Problem to solve: Copy out each line below that has the word "earlier" in it.

----------

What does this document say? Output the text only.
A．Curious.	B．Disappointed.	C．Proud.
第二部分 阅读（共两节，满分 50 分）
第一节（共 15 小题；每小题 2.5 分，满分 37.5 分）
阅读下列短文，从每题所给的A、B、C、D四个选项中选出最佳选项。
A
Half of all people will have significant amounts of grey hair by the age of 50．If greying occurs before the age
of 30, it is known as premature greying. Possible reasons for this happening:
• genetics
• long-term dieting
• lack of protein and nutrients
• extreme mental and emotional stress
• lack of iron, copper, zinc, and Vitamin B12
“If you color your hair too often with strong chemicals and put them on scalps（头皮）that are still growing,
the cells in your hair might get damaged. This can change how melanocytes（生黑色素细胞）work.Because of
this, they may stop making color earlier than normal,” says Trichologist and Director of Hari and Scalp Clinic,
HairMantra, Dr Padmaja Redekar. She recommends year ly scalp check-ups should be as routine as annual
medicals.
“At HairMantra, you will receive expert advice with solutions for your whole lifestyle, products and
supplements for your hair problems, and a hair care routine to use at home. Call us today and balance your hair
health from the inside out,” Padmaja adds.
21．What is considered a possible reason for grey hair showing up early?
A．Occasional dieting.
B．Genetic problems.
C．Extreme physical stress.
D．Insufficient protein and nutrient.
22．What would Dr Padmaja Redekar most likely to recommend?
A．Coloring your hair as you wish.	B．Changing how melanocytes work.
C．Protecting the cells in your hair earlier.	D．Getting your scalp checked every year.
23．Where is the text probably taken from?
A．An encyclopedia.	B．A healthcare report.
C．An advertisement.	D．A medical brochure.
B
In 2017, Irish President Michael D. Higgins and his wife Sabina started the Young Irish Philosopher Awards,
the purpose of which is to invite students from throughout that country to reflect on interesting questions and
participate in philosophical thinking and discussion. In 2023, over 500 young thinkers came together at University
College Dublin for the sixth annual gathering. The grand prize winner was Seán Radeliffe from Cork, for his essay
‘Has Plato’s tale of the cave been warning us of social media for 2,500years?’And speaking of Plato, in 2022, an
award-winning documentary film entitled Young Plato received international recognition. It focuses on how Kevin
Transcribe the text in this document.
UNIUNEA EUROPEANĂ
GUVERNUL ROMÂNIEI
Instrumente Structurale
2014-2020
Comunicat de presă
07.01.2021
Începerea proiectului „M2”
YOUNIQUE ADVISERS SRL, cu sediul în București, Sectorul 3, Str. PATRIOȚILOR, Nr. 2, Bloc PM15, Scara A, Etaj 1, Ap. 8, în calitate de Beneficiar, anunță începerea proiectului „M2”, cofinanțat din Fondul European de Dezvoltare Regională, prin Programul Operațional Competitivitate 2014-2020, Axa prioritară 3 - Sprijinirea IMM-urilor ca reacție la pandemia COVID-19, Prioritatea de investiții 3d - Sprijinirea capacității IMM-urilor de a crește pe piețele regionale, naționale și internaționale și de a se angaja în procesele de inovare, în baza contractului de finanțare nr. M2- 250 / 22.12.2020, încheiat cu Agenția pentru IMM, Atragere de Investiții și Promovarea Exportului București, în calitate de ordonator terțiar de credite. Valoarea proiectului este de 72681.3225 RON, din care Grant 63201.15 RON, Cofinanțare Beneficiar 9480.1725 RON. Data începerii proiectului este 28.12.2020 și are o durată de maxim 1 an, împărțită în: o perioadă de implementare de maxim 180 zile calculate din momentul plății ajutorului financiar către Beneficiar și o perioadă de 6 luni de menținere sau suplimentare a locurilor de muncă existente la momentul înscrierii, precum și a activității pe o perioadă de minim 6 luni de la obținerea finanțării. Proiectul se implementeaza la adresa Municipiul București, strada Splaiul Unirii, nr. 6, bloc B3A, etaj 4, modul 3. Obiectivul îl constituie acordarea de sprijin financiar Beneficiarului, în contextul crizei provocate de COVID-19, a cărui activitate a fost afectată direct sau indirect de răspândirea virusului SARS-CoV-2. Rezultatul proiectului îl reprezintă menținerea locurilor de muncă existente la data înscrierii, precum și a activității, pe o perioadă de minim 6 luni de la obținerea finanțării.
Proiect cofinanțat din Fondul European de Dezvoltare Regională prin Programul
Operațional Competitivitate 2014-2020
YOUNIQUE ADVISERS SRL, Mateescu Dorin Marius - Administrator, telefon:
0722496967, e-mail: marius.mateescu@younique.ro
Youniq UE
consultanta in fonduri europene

----------

Result:
this, they may stop making color earlier than normal,” says Trichologist and Director of Hari and Scalp Clinic,
C．Protecting the cells in your hair earlier.	D．Getting your scalp checked every year.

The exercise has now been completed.